◆ What is expected
For the material that follows, list every line containing the word "text".

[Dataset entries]
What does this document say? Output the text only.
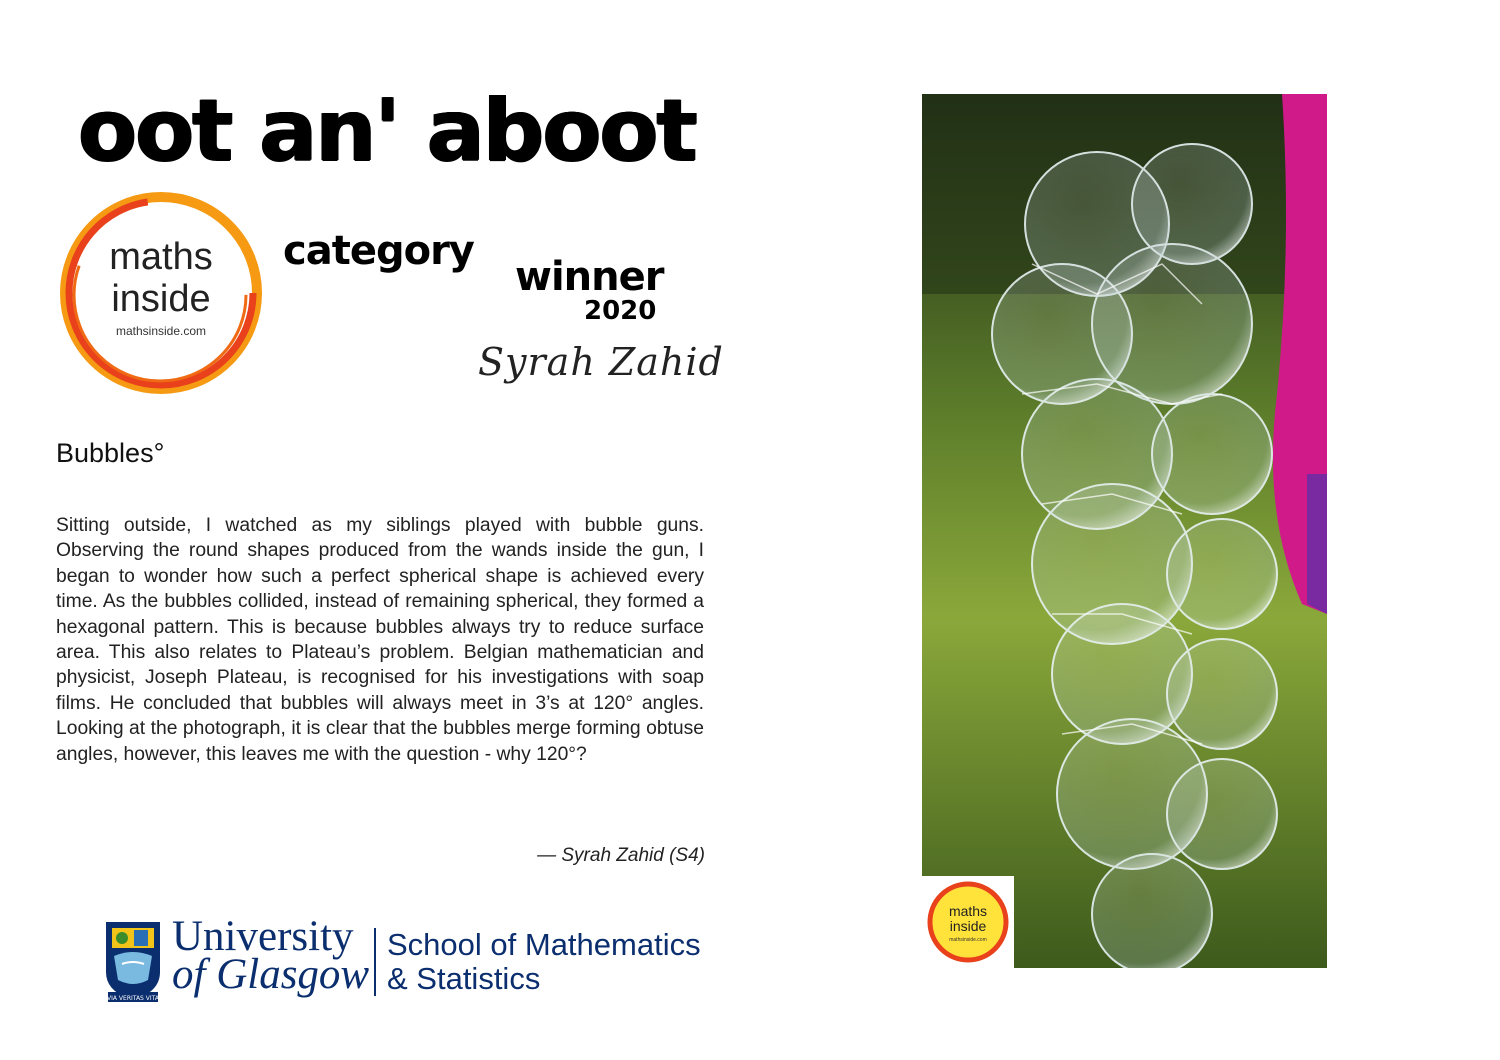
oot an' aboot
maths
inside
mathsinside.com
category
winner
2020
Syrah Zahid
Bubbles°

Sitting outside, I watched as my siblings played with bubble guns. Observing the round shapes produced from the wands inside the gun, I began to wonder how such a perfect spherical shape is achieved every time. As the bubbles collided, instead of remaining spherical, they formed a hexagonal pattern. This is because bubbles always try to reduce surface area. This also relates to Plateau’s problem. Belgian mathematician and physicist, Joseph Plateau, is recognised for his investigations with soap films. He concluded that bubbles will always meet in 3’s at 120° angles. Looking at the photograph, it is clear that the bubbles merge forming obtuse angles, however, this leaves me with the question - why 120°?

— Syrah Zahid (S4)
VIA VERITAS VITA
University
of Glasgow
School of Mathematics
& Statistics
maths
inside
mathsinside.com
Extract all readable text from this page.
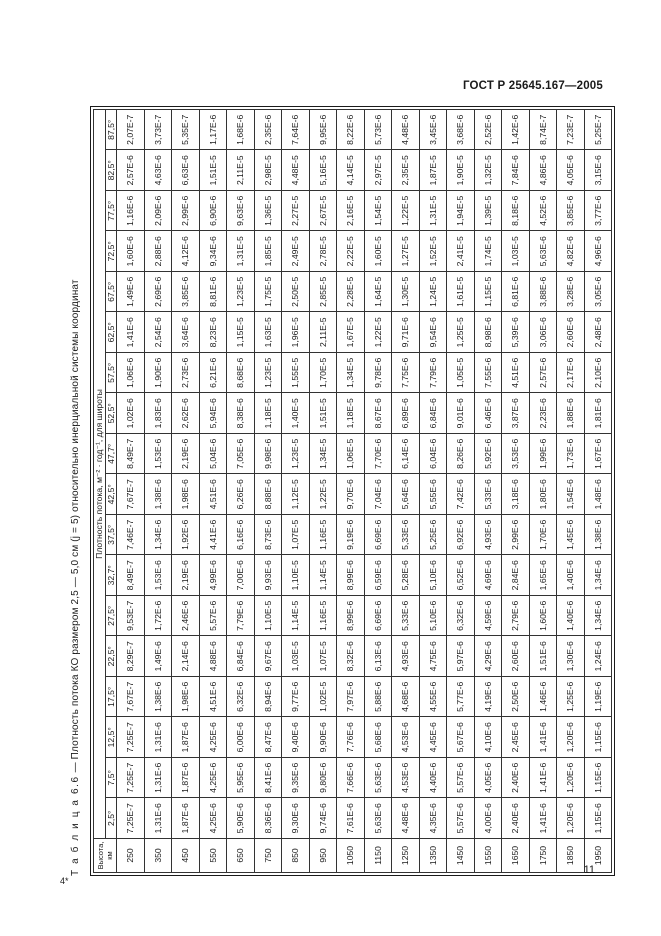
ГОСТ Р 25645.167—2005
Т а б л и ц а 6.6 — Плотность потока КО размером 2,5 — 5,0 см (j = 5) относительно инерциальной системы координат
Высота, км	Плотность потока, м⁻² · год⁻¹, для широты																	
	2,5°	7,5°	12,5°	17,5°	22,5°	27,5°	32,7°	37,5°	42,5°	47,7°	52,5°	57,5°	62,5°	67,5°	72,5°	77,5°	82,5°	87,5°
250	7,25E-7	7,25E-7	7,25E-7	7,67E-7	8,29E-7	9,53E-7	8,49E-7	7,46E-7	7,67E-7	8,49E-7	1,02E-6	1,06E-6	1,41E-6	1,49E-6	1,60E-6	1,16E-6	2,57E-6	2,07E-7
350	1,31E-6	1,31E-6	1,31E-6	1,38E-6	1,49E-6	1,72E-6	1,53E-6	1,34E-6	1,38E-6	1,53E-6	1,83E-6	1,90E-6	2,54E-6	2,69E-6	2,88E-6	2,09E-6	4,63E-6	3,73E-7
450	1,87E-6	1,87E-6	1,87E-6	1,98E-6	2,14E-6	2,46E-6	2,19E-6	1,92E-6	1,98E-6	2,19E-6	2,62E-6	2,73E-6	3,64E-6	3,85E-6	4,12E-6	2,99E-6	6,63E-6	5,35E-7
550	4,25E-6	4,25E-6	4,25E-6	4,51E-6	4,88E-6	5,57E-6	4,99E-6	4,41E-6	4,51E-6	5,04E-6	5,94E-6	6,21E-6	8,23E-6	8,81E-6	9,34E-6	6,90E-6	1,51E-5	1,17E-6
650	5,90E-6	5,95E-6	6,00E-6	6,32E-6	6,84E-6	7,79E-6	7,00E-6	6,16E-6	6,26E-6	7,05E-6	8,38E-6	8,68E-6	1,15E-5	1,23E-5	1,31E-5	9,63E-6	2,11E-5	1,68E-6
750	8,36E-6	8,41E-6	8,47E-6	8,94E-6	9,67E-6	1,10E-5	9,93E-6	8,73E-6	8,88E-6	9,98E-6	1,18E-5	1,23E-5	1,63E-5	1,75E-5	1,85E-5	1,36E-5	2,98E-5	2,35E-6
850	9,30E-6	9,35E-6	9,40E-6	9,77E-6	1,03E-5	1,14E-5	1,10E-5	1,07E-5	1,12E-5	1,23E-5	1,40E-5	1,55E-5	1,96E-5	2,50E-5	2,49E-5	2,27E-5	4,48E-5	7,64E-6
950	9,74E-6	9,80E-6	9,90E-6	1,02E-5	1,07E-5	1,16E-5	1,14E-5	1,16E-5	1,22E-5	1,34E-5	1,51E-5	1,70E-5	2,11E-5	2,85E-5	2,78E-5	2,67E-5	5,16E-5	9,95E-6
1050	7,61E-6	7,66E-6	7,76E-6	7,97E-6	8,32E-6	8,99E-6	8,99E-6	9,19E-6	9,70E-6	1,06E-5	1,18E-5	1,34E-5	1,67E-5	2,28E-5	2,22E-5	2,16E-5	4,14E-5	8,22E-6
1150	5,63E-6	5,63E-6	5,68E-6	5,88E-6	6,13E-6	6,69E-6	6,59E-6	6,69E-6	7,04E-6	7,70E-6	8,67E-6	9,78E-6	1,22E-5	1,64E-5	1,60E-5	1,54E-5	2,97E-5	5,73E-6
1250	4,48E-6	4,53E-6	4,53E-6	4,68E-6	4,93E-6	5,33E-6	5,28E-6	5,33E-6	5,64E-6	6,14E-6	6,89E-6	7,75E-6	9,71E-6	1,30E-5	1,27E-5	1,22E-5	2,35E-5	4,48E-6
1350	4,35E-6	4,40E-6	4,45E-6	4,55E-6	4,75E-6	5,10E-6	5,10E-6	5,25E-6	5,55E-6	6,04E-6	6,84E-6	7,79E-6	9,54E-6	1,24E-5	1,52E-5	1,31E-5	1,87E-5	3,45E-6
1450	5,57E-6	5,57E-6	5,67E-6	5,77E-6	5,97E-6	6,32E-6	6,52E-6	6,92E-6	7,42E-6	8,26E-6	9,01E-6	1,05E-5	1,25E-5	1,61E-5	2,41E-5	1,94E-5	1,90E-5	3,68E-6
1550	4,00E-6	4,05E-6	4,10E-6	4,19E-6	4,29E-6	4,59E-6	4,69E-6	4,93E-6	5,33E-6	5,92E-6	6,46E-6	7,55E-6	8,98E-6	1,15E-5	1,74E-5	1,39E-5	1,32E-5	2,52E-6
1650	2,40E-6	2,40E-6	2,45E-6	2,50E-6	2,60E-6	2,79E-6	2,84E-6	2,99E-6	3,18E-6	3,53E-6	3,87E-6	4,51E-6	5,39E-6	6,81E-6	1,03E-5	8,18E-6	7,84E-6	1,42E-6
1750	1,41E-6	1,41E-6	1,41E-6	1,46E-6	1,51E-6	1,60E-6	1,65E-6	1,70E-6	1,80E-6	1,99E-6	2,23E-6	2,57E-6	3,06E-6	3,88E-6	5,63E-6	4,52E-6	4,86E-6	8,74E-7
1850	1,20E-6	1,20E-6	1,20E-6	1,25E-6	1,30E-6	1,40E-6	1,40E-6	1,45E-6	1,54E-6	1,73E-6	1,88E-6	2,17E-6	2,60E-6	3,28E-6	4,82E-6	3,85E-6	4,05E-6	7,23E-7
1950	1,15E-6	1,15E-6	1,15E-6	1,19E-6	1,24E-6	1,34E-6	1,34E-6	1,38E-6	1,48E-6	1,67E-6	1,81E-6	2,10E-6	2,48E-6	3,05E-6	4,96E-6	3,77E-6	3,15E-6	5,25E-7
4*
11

◆ Worked answer
What does this document say? Output the text only.
Extract all readable text from this page.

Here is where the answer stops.